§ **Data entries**
━━━━

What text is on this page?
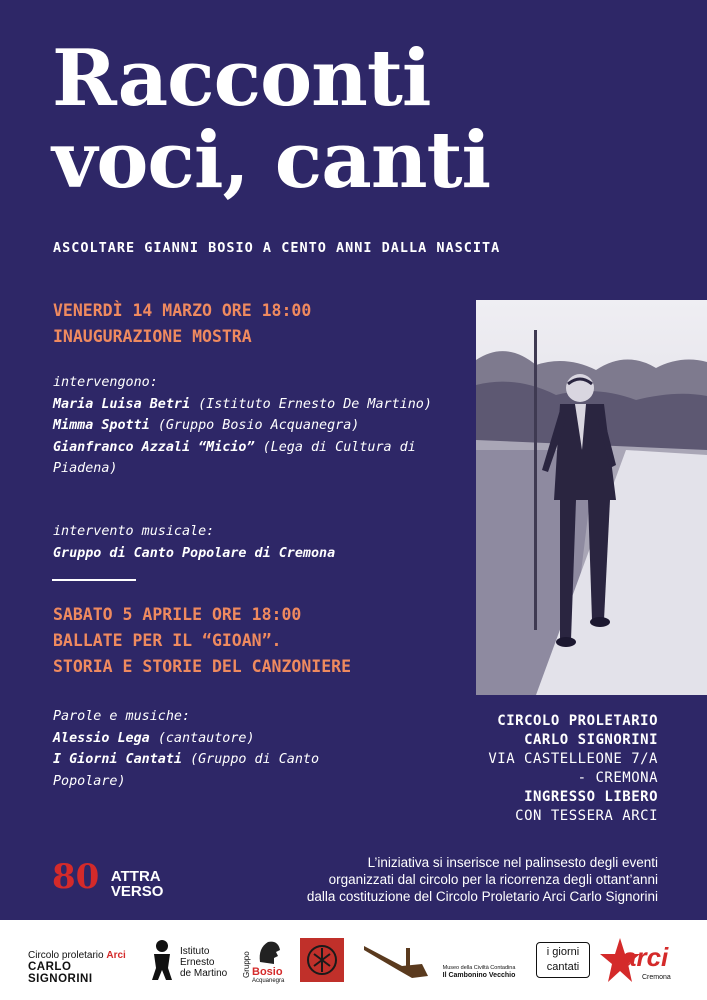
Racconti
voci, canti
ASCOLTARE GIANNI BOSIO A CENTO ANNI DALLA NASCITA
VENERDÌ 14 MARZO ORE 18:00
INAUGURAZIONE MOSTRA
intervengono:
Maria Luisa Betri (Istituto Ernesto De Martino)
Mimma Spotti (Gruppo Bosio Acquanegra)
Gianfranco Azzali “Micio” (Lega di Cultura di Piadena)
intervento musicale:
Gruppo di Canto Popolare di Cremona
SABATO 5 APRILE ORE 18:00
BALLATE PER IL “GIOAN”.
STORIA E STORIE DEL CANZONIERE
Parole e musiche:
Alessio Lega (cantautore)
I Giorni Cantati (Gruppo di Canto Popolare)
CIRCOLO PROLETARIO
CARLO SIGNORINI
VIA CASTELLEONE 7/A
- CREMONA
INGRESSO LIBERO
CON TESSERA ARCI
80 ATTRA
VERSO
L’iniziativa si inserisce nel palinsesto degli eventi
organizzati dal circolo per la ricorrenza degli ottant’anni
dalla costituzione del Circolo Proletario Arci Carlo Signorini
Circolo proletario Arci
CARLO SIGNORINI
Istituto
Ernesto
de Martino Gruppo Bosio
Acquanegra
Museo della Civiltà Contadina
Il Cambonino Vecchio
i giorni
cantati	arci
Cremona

━━━━

§ **Your task**
In the entries above, find each line with the string "Martino" and copy it.

§ **Result of the exercise**
Maria Luisa Betri (Istituto Ernesto De Martino)
de Martino Gruppo Bosio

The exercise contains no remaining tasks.